+++ RECORDS FOR THIS TASK
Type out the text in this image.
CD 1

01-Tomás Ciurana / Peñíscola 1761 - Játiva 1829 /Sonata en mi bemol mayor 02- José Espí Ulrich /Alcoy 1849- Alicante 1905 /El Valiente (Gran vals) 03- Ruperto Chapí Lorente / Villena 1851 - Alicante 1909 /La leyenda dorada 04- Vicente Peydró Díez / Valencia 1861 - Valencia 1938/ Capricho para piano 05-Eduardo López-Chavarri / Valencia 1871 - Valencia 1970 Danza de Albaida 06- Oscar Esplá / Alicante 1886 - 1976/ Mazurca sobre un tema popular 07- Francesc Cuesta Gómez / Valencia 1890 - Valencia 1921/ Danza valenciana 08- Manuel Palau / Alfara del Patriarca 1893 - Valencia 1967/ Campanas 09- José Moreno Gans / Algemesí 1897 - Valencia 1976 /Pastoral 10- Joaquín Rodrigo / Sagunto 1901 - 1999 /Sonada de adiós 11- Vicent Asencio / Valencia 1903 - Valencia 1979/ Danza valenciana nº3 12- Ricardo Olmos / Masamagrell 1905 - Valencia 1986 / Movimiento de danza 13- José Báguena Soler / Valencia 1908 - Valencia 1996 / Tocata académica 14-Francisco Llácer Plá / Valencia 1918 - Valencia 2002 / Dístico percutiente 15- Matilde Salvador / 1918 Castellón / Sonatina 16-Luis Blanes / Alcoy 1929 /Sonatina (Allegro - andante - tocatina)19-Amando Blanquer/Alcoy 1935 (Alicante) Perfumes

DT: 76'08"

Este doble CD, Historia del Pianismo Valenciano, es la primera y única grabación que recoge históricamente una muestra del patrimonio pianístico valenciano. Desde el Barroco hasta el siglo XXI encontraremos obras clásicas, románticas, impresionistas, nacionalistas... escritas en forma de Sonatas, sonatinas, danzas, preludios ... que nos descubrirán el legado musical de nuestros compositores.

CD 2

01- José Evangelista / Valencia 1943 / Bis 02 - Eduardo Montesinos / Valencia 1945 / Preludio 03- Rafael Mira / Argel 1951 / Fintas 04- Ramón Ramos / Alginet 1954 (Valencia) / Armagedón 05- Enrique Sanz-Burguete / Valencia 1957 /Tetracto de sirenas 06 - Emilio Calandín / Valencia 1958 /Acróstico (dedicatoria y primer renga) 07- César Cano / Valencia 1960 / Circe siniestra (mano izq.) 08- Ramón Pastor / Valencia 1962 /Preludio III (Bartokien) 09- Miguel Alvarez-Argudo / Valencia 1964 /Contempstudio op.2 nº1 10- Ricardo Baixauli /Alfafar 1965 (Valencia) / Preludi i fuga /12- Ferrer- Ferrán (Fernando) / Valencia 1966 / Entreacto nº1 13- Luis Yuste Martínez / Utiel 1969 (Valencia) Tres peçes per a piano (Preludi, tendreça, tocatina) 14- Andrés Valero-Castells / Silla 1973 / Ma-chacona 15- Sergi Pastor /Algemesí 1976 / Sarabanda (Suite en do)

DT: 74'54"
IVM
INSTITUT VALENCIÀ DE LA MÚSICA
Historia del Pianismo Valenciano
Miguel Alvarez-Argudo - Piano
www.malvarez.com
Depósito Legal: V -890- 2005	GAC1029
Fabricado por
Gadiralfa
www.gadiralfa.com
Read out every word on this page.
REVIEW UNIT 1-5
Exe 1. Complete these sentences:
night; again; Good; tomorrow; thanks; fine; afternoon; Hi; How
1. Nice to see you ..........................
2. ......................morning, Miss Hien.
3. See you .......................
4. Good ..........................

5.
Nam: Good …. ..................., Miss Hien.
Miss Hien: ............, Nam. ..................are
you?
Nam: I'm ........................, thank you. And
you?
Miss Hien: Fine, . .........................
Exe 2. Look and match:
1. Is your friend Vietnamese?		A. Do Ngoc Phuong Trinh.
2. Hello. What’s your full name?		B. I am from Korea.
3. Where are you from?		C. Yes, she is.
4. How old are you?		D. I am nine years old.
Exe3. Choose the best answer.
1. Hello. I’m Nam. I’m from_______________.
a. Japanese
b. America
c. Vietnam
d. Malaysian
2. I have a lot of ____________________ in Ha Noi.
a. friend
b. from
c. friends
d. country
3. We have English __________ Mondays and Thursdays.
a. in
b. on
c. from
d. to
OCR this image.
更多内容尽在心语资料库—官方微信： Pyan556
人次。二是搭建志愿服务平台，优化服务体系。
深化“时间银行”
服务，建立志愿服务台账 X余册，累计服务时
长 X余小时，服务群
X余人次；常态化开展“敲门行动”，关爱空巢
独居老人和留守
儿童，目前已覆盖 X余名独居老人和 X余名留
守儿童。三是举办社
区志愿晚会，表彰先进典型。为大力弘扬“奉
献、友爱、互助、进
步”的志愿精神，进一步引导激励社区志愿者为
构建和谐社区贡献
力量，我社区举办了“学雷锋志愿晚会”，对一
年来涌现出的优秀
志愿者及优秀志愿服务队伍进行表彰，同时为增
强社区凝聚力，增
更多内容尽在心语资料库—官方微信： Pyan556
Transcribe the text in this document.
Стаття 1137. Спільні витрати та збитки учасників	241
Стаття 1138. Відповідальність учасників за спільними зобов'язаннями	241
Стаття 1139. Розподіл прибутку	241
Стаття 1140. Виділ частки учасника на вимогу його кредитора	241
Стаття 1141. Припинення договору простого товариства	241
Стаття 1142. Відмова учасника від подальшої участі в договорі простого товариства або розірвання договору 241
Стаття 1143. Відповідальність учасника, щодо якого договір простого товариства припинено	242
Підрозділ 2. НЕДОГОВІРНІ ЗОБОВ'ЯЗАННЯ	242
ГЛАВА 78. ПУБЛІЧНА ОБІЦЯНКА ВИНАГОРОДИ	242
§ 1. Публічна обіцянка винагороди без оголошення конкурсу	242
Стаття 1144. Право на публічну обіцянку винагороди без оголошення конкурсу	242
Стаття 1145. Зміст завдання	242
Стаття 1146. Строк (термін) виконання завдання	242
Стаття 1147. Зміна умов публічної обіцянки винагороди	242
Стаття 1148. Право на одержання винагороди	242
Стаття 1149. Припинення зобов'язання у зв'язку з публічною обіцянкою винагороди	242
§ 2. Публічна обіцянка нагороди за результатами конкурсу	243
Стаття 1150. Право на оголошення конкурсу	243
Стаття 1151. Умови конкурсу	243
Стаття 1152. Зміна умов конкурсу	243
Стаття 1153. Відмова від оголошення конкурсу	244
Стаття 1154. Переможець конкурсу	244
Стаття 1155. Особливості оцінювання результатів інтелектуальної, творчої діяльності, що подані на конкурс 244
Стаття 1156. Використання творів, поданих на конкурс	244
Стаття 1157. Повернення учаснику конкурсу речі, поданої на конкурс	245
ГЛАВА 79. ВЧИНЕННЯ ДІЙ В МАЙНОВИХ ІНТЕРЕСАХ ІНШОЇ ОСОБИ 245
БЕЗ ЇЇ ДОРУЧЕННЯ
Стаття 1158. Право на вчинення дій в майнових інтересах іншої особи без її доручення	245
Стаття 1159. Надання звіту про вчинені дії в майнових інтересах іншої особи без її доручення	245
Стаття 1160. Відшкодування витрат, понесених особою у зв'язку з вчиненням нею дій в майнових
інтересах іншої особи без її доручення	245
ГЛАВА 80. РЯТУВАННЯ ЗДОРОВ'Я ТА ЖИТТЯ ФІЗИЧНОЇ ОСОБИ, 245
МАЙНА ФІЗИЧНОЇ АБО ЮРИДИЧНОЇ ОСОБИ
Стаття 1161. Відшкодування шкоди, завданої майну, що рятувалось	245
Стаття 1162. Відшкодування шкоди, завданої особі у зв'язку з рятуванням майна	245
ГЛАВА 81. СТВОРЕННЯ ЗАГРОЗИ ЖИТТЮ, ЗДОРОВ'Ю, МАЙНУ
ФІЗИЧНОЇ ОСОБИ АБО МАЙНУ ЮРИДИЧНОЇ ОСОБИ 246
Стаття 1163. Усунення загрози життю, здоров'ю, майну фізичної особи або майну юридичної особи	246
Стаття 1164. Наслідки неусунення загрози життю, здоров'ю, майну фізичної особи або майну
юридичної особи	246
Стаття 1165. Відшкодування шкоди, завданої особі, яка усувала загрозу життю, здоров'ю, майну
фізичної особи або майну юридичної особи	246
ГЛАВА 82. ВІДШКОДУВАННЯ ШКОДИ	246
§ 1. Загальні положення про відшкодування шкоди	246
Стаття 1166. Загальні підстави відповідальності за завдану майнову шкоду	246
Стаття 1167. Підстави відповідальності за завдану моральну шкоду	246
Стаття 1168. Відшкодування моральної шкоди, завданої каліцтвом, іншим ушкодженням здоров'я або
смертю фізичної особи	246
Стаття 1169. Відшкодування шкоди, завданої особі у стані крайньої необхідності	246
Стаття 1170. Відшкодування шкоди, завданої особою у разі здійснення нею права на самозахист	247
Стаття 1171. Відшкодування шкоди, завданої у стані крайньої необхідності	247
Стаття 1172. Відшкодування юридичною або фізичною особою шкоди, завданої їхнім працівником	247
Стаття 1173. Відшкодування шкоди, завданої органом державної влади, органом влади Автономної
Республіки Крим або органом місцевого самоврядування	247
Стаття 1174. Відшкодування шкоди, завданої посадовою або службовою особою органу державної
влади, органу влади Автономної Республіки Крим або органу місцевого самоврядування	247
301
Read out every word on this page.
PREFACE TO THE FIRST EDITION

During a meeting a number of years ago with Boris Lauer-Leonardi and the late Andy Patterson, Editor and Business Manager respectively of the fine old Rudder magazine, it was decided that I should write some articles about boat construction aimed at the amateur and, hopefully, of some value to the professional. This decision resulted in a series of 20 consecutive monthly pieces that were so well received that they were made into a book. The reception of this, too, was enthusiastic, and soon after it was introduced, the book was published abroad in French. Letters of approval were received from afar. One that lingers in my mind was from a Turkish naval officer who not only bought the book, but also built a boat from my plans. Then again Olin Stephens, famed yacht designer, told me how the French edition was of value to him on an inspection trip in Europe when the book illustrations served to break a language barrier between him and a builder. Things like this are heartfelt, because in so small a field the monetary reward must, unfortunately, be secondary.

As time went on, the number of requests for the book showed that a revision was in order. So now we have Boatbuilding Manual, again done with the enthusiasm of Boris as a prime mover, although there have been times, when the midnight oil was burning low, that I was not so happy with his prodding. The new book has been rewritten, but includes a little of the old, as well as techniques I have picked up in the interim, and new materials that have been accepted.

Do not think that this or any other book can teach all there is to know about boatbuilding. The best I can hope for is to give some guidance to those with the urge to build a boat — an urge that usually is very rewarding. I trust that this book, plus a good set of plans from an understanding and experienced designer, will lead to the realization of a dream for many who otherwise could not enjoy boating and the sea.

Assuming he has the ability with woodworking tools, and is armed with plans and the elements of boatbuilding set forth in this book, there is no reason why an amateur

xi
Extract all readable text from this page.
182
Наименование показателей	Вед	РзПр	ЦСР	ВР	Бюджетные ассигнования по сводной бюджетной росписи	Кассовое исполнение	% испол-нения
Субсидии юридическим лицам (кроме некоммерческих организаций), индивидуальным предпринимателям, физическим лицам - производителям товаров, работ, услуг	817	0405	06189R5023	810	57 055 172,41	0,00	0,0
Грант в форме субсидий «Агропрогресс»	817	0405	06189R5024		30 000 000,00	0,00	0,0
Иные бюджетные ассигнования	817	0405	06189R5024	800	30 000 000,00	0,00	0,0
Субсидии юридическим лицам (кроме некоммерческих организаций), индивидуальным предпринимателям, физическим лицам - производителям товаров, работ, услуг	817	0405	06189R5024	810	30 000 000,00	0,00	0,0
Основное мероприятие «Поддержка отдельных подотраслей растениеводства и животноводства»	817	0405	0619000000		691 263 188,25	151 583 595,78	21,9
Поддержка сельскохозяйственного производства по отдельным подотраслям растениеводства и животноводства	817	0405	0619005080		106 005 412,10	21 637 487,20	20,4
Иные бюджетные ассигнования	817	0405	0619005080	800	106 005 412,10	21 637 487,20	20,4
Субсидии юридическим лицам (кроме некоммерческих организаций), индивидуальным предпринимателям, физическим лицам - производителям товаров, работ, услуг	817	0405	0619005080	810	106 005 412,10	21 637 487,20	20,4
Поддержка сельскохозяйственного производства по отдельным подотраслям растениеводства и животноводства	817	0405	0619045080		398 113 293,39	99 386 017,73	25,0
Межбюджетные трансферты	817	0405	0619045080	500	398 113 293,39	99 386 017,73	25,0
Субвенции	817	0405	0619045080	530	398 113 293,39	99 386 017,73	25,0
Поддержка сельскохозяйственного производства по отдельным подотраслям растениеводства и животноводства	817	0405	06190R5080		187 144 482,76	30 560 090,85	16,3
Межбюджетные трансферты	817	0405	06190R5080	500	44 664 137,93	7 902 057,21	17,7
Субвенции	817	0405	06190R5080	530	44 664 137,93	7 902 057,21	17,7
++++++
• **PROBLEM DETAILS**
Look through the data and gather every line with the string "Загальні" in it.

• **RESPONSE TO THE TASK**
§ 1. Загальні положення про відшкодування шкоди	246
Стаття 1166. Загальні підстави відповідальності за завдану майнову шкоду	246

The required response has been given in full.